→ **Text provided**:
[Start of section]
How noisy oceans (might) become more silent again

From 18th to 22nd of June, 2018, an advisory expert body to the United Nations General Assembly convened in New York to discuss threats to the oceans posed by underwater noise. Their report is now being transmitted to the General Assembly.

Sigrid Lüber, president of international marine conservation organisation OceanCare, had been the first to address this issue with the UN in 2004, and now headed a delegation of six experts. Nicolas Entrup, part of the team, gave a talk about potential socioeconomic impacts of anthropogenic noise. In the run-up to the meeting, Dr. Linda Weilgart, Dalhousie University, evaluated all available scientific literature on the impact of noise on fish and marine invertebrates for a report commissioned by OceanCare. The findings of this report ring the alarm bells for urgent conservation measures.

Two news agencies – Agence France Presse (AFP) and Austrian Press Agency (APA) – featured reports about the outcome of the conference:

These are some of the main conclusions of the meeting:

  1. Underwater noise acknowledged as a form of marine noise pollution.
[End of section]
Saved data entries
[Start of section]
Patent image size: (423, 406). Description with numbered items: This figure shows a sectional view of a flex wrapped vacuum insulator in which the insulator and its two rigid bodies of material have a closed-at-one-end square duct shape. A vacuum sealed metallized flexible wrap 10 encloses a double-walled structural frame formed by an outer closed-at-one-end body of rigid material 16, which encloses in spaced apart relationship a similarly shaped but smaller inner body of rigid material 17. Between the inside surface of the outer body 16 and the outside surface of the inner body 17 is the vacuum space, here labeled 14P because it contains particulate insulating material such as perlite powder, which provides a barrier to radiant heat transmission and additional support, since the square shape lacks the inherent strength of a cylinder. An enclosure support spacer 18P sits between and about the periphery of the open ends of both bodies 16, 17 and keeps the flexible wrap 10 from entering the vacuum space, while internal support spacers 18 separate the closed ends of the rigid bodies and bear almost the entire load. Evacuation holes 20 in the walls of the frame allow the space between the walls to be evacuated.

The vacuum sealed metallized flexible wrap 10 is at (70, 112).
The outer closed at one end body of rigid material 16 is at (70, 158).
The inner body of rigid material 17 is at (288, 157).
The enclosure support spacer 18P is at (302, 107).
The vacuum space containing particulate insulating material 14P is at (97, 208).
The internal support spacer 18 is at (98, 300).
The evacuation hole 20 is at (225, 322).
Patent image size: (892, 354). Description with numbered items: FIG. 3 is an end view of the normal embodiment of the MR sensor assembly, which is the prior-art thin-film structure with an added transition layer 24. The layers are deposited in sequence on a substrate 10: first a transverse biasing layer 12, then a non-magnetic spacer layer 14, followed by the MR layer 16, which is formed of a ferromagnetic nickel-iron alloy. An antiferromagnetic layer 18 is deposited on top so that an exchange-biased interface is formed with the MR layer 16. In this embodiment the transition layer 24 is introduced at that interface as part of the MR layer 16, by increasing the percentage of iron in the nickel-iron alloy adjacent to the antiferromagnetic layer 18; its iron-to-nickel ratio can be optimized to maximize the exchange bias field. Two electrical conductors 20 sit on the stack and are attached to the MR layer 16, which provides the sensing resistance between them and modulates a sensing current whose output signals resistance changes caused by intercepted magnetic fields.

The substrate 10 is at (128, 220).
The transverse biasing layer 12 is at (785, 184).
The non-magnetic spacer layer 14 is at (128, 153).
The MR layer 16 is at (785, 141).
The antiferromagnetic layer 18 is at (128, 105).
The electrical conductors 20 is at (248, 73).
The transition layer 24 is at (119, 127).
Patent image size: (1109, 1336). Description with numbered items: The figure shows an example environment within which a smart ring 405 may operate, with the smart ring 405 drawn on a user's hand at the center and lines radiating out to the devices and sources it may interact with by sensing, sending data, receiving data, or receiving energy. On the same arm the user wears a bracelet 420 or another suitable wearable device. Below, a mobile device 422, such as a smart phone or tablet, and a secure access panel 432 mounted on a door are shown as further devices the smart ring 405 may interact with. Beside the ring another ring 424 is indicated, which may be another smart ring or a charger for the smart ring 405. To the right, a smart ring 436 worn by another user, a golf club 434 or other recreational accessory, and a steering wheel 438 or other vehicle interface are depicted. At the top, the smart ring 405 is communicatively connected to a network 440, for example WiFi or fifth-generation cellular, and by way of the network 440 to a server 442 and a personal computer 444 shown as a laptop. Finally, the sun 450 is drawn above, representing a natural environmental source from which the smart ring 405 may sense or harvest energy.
[End of section]
→ **Task**: Carry on the article about underwater noise in the oceans, picking up after its final line.

→ **Exercise output**:
  2. Socio-economic impacts of activities emitting noise into the ocean shall be investigated.
  3. Call on the international community to implement the guidelines developed by two conventions within the UN framework – the Convention on the Conservation of Migratory Species (CMS) and the International Maritime Organisation (IMO) – on environmental impact assessments prior to noise-generating activities and on reducing underwater noise from commercial shipping.
  4. Call on countries to adopt regulations which create incentives for the development of noise reducing technologies.